Extracted information:
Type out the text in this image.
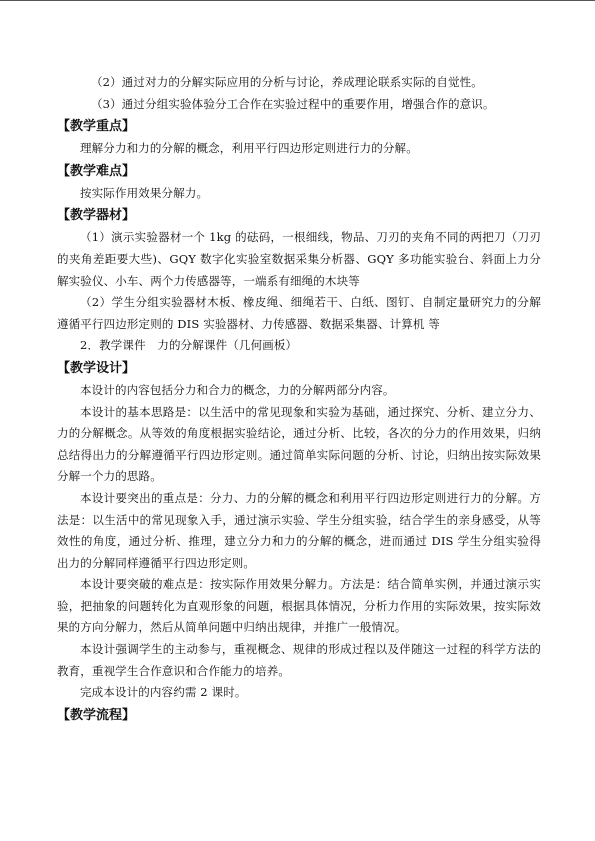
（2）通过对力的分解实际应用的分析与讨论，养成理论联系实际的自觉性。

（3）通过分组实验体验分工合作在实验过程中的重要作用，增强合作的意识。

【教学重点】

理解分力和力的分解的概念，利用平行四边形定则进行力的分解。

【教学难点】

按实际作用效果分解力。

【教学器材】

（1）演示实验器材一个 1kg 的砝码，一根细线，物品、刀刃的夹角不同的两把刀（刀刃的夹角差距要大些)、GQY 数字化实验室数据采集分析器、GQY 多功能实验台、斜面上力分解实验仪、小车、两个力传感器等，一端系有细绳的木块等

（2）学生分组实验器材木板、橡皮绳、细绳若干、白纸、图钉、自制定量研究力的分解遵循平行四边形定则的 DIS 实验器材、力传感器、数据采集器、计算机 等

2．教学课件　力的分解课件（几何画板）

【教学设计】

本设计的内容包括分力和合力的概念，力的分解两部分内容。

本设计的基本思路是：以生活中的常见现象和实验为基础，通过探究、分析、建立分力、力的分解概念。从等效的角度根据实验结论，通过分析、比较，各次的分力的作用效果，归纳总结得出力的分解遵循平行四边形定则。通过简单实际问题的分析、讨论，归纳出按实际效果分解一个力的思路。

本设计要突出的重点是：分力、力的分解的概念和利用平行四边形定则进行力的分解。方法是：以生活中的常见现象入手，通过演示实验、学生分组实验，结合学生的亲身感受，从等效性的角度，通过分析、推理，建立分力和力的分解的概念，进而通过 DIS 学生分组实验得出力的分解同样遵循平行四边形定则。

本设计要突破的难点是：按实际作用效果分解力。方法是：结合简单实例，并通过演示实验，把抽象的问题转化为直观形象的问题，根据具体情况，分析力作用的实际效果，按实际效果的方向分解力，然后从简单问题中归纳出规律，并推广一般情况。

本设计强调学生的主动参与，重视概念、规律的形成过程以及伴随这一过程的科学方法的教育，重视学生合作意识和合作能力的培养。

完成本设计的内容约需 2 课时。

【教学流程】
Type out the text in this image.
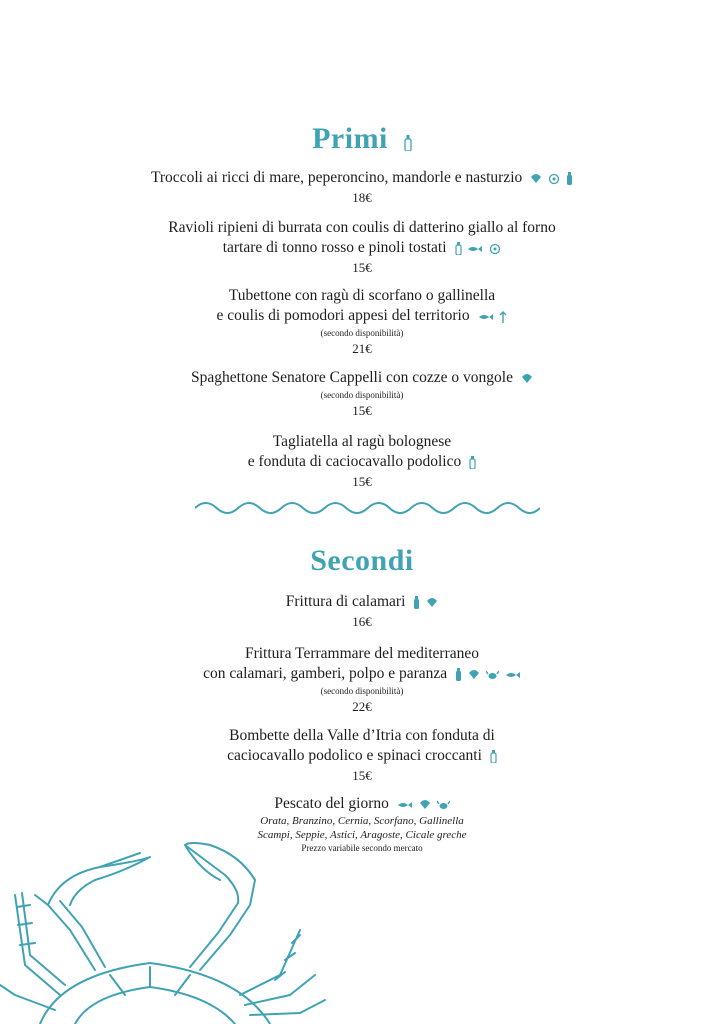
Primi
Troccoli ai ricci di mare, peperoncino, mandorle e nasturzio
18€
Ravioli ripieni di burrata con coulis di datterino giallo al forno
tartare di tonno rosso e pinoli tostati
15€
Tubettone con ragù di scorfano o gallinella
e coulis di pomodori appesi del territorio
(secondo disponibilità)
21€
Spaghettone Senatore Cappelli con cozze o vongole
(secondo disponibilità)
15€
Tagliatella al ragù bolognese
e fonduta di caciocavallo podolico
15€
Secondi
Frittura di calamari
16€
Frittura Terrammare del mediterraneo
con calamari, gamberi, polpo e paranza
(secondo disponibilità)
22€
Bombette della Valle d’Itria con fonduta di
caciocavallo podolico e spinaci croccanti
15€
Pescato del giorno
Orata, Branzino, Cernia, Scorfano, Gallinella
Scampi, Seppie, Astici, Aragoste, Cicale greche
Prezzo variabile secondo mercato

Task: Every line above that contains the word "caciocavallo" should be reported.

Result of this task:
e fonduta di caciocavallo podolico
caciocavallo podolico e spinaci croccanti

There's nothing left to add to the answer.